Dataset items

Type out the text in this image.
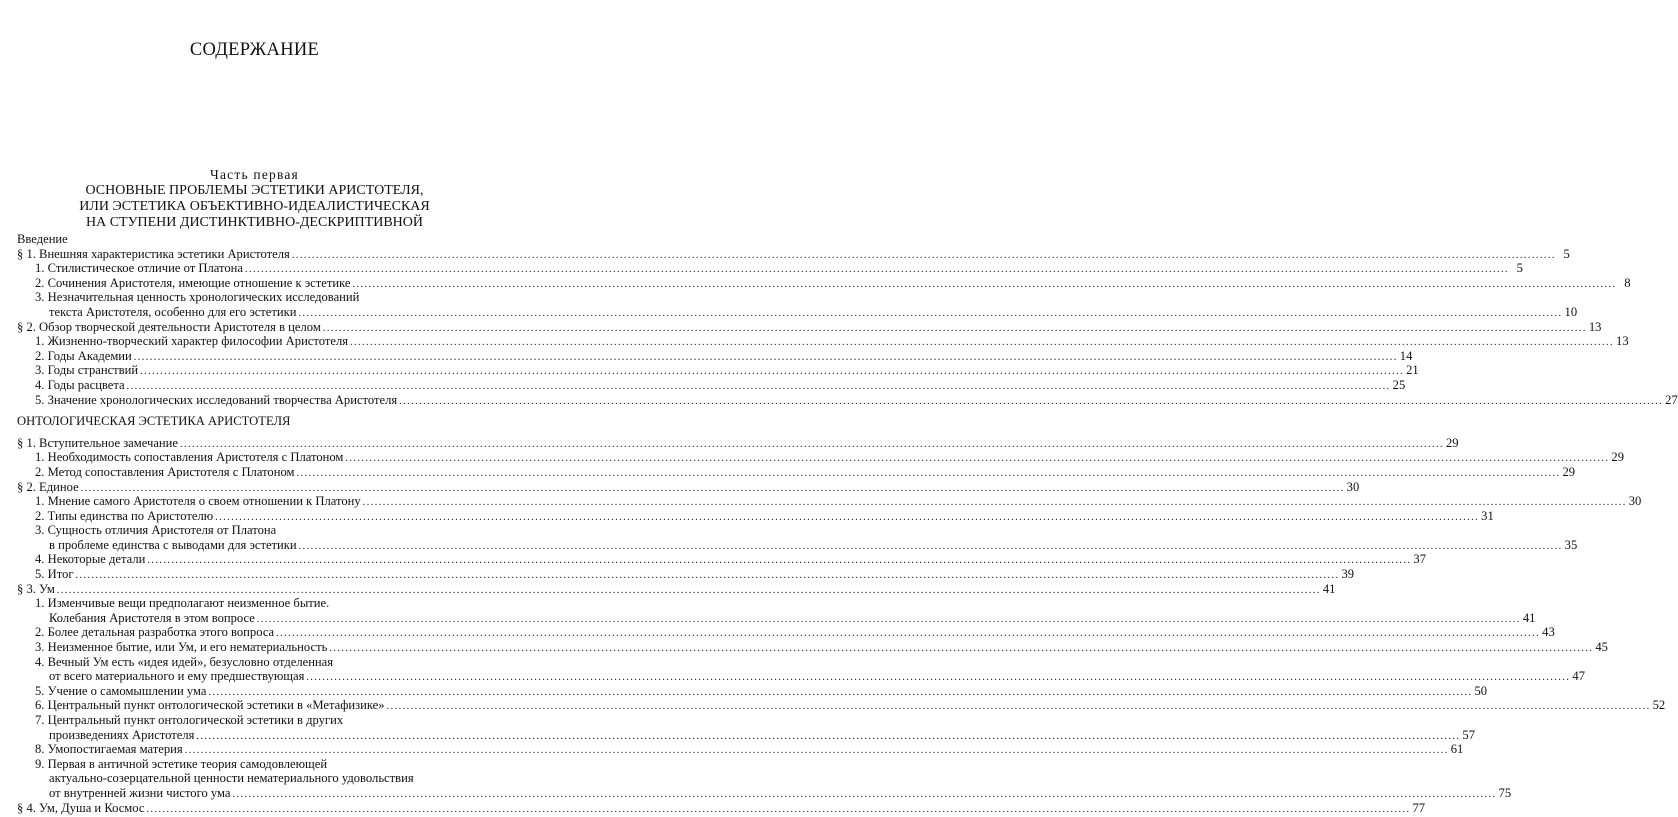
СОДЕРЖАНИЕ
Часть первая
ОСНОВНЫЕ ПРОБЛЕМЫ ЭСТЕТИКИ АРИСТОТЕЛЯ,
ИЛИ ЭСТЕТИКА ОБЪЕКТИВНО-ИДЕАЛИСТИЧЕСКАЯ
НА СТУПЕНИ ДИСТИНКТИВНО-ДЕСКРИПТИВНОЙ
Введение
§ 1. Внешняя характеристика эстетики Аристотеля .....	5
1. Стилистическое отличие от Платона .....	5
2. Сочинения Аристотеля, имеющие отношение к эстетике .....	8
3. Незначительная ценность хронологических исследований
текста Аристотеля, особенно для его эстетики .....	10
§ 2. Обзор творческой деятельности Аристотеля в целом .....	13
1. Жизненно-творческий характер философии Аристотеля .....	13
2. Годы Академии .....	14
3. Годы странствий .....	21
4. Годы расцвета .....	25
5. Значение хронологических исследований творчества Аристотеля .....	27
ОНТОЛОГИЧЕСКАЯ ЭСТЕТИКА АРИСТОТЕЛЯ
§ 1. Вступительное замечание .....	29
1. Необходимость сопоставления Аристотеля с Платоном .....	29
2. Метод сопоставления Аристотеля с Платоном .....	29
§ 2. Единое .....	30
1. Мнение самого Аристотеля о своем отношении к Платону .....	30
2. Типы единства по Аристотелю .....	31
3. Сущность отличия Аристотеля от Платона
в проблеме единства с выводами для эстетики .....	35
4. Некоторые детали .....	37
5. Итог .....	39
§ 3. Ум .....	41
1. Изменчивые вещи предполагают неизменное бытие.
Колебания Аристотеля в этом вопросе .....	41
2. Более детальная разработка этого вопроса .....	43
3. Неизменное бытие, или Ум, и его нематериальность .....	45
4. Вечный Ум есть «идея идей», безусловно отделенная
от всего материального и ему предшествующая .....	47
5. Учение о самомышлении ума .....	50
6. Центральный пункт онтологической эстетики в «Метафизике» .....	52
7. Центральный пункт онтологической эстетики в других
произведениях Аристотеля .....	57
8. Умопостигаемая материя .....	61
9. Первая в античной эстетике теория самодовлеющей
актуально-созерцательной ценности нематериального удовольствия
от внутренней жизни чистого ума .....	75
§ 4. Ум, Душа и Космос .....	77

## WHAT YOU WILL DO
Print every entry exactly as written, without the pictures.

## RESULT FOR THIS TASK
Type out the text in this image.
СОДЕРЖАНИЕ
Часть первая
ОСНОВНЫЕ ПРОБЛЕМЫ ЭСТЕТИКИ АРИСТОТЕЛЯ,
ИЛИ ЭСТЕТИКА ОБЪЕКТИВНО-ИДЕАЛИСТИЧЕСКАЯ
НА СТУПЕНИ ДИСТИНКТИВНО-ДЕСКРИПТИВНОЙ
Введение
§ 1. Внешняя характеристика эстетики Аристотеля .....	5
1. Стилистическое отличие от Платона .....	5
2. Сочинения Аристотеля, имеющие отношение к эстетике .....	8
3. Незначительная ценность хронологических исследований
текста Аристотеля, особенно для его эстетики .....	10
§ 2. Обзор творческой деятельности Аристотеля в целом .....	13
1. Жизненно-творческий характер философии Аристотеля .....	13
2. Годы Академии .....	14
3. Годы странствий .....	21
4. Годы расцвета .....	25
5. Значение хронологических исследований творчества Аристотеля .....	27
ОНТОЛОГИЧЕСКАЯ ЭСТЕТИКА АРИСТОТЕЛЯ
§ 1. Вступительное замечание .....	29
1. Необходимость сопоставления Аристотеля с Платоном .....	29
2. Метод сопоставления Аристотеля с Платоном .....	29
§ 2. Единое .....	30
1. Мнение самого Аристотеля о своем отношении к Платону .....	30
2. Типы единства по Аристотелю .....	31
3. Сущность отличия Аристотеля от Платона
в проблеме единства с выводами для эстетики .....	35
4. Некоторые детали .....	37
5. Итог .....	39
§ 3. Ум .....	41
1. Изменчивые вещи предполагают неизменное бытие.
Колебания Аристотеля в этом вопросе .....	41
2. Более детальная разработка этого вопроса .....	43
3. Неизменное бытие, или Ум, и его нематериальность .....	45
4. Вечный Ум есть «идея идей», безусловно отделенная
от всего материального и ему предшествующая .....	47
5. Учение о самомышлении ума .....	50
6. Центральный пункт онтологической эстетики в «Метафизике» .....	52
7. Центральный пункт онтологической эстетики в других
произведениях Аристотеля .....	57
8. Умопостигаемая материя .....	61
9. Первая в античной эстетике теория самодовлеющей
актуально-созерцательной ценности нематериального удовольствия
от внутренней жизни чистого ума .....	75
§ 4. Ум, Душа и Космос .....	77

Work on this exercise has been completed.